■ WRITTEN TASK
Scan the data beneath this task and copy each line that includes "Market".

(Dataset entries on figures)
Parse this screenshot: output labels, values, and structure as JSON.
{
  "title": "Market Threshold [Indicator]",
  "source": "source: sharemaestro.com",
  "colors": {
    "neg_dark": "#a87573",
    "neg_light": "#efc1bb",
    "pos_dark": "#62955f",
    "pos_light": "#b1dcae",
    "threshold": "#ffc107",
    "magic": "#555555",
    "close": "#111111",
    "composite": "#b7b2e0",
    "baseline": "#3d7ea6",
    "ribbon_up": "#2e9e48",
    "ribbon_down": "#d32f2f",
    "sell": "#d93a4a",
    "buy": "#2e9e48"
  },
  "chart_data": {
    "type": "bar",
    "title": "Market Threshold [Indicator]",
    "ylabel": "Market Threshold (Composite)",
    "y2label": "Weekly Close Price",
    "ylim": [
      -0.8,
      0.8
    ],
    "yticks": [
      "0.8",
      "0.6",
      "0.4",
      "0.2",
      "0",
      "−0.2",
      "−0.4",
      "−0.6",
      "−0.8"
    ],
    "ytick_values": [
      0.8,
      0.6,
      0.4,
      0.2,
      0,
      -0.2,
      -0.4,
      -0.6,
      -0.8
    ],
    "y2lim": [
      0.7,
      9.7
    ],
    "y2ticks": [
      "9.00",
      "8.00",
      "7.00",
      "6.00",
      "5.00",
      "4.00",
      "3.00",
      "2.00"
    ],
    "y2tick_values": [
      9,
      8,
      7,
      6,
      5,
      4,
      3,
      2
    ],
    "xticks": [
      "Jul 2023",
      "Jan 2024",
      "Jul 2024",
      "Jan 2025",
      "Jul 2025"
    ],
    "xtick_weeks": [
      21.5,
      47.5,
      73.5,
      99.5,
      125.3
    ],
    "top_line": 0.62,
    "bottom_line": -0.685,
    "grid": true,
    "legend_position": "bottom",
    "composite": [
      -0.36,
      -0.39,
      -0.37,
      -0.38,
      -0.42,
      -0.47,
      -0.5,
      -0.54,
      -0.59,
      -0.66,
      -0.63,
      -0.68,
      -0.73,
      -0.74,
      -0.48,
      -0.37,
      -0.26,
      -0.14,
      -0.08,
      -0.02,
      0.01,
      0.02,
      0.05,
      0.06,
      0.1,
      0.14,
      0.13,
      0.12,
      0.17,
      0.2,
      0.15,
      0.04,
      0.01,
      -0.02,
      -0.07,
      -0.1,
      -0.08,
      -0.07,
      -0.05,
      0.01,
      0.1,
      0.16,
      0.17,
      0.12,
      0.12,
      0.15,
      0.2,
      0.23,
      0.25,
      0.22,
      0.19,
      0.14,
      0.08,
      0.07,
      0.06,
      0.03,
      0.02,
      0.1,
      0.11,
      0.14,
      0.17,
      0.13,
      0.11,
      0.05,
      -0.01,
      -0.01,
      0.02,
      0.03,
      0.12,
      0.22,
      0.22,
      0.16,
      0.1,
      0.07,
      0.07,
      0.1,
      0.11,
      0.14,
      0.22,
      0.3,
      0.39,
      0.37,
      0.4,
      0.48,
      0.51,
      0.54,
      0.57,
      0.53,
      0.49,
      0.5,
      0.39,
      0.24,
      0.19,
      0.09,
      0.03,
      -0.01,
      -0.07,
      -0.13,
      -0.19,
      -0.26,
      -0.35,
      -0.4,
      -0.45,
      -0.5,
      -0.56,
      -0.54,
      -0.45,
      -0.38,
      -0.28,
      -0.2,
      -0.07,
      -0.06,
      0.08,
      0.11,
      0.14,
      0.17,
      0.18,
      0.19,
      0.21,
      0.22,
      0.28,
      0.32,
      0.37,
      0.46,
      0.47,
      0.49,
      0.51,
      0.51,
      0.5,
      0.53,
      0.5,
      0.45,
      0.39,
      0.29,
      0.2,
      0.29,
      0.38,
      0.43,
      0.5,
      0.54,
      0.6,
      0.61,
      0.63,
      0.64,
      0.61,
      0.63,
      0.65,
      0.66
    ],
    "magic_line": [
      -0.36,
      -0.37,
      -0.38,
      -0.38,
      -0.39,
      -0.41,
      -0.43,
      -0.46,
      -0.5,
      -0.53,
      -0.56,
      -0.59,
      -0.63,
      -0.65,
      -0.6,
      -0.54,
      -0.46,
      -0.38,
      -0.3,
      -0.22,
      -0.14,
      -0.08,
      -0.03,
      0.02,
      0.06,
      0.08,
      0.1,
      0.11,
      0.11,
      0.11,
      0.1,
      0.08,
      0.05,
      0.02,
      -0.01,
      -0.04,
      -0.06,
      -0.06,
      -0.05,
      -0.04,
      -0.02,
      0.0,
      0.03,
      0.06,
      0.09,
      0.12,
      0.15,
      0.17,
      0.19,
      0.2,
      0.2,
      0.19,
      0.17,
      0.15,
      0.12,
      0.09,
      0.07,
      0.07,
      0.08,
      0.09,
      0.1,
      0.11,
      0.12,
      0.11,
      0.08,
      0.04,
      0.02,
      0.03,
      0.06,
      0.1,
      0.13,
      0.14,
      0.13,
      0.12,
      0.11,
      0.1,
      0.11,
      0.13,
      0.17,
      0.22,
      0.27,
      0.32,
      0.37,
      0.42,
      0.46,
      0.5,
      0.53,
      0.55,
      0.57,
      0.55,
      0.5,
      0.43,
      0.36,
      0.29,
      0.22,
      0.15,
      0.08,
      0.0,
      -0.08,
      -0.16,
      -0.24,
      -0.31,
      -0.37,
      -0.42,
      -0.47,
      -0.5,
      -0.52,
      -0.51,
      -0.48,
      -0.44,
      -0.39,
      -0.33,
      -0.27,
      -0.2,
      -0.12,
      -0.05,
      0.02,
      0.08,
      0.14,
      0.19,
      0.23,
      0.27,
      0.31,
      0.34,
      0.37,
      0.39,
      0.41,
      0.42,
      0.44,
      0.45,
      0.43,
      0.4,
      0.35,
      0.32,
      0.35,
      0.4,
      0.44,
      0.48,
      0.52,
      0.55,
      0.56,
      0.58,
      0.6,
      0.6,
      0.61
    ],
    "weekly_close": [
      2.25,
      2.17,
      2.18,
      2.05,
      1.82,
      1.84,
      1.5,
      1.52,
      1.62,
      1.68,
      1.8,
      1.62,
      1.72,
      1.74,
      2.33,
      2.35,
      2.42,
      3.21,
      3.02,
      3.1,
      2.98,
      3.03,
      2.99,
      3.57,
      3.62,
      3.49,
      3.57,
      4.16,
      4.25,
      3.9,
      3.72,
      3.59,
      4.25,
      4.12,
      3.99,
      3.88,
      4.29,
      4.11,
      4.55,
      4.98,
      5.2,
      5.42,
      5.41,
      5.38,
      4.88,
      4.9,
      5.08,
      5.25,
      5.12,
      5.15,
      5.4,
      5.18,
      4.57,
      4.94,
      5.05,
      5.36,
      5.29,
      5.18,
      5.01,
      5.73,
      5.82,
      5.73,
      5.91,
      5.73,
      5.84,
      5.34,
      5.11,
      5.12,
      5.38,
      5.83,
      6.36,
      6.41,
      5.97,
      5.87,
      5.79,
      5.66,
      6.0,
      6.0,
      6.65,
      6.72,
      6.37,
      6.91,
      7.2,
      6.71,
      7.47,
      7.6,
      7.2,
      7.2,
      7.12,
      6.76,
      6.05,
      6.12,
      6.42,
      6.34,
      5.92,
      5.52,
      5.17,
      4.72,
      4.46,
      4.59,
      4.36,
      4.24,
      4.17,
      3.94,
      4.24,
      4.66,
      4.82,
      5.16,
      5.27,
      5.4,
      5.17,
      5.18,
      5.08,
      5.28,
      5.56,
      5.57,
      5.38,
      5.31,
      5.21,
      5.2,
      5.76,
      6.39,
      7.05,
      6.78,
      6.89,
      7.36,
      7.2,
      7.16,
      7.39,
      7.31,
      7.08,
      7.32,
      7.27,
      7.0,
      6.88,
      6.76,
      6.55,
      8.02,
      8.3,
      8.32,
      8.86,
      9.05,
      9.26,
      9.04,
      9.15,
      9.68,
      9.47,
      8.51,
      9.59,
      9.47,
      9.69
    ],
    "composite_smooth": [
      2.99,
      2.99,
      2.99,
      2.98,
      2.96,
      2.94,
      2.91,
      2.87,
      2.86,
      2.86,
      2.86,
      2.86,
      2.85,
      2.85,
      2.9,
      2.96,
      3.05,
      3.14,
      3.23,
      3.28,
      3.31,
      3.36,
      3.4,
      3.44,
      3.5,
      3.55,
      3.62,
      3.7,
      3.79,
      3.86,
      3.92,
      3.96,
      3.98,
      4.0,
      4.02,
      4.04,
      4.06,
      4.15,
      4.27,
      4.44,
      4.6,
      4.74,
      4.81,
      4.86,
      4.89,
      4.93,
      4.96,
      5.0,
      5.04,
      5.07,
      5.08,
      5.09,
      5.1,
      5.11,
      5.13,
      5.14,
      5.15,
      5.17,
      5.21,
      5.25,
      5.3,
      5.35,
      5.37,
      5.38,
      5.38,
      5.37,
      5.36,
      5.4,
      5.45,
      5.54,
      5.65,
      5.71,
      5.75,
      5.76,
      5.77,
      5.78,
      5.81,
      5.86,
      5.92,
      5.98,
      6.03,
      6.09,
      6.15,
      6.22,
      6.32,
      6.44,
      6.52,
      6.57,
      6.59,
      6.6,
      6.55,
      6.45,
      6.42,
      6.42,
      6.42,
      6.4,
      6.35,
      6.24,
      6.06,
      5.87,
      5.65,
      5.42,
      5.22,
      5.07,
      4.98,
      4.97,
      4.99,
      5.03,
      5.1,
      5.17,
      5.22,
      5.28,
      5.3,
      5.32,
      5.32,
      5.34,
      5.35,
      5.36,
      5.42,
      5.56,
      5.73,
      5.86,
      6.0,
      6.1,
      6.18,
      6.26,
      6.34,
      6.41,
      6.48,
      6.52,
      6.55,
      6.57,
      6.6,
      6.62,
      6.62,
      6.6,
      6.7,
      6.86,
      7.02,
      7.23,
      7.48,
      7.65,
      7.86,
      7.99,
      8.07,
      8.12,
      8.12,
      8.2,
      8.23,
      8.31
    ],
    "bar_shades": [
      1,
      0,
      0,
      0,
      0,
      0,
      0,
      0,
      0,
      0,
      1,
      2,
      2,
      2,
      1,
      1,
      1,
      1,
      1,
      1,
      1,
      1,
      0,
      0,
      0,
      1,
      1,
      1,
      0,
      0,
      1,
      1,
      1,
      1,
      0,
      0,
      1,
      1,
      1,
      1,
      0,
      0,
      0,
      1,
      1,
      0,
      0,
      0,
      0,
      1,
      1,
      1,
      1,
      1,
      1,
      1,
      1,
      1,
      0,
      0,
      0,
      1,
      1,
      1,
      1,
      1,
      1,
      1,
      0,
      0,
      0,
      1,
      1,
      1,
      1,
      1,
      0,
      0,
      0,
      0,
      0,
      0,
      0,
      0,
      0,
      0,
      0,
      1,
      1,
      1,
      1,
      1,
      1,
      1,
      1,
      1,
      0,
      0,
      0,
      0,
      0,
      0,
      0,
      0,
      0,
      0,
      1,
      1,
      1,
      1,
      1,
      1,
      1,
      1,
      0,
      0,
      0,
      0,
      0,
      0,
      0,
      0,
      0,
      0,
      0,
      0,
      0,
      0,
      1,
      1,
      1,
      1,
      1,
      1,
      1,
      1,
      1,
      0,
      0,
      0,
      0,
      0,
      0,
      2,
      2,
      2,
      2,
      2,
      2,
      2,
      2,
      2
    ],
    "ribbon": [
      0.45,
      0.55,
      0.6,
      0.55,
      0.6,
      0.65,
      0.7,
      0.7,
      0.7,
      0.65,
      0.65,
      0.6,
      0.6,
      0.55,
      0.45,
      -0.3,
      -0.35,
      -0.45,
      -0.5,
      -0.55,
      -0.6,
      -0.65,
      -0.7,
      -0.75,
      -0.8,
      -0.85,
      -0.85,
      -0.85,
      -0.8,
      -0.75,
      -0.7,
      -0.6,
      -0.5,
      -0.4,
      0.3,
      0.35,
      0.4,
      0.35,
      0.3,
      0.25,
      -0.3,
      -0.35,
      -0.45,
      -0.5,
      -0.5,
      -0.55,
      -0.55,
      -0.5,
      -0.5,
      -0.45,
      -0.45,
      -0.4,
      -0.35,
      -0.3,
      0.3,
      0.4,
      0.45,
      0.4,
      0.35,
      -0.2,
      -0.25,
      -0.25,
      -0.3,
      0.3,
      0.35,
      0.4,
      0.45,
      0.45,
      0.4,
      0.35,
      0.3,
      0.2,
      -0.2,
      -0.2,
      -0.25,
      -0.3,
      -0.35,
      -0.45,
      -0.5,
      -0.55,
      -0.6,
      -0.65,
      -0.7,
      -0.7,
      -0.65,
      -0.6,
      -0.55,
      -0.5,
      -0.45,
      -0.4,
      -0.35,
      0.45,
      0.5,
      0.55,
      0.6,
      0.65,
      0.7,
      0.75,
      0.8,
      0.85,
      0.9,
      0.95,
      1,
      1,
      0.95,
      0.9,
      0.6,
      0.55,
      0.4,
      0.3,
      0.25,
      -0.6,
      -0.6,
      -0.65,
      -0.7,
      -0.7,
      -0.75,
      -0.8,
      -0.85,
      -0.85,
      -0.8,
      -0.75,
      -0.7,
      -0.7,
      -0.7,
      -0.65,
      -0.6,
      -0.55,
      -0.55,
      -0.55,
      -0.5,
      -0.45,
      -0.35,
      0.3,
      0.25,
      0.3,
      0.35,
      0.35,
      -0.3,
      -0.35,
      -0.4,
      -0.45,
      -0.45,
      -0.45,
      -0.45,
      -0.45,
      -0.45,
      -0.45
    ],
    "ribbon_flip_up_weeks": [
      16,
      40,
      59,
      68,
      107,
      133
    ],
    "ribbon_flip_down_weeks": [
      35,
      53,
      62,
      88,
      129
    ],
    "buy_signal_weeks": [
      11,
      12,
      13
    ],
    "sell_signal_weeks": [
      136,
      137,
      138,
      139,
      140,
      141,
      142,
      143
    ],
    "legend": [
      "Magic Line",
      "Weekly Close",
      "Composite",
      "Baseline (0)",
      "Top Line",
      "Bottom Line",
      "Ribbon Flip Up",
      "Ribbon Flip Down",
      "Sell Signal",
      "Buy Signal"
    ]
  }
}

■ COMPLETE RESPONSE
  "title": "Market Threshold [Indicator]",
    "title": "Market Threshold [Indicator]",
    "ylabel": "Market Threshold (Composite)",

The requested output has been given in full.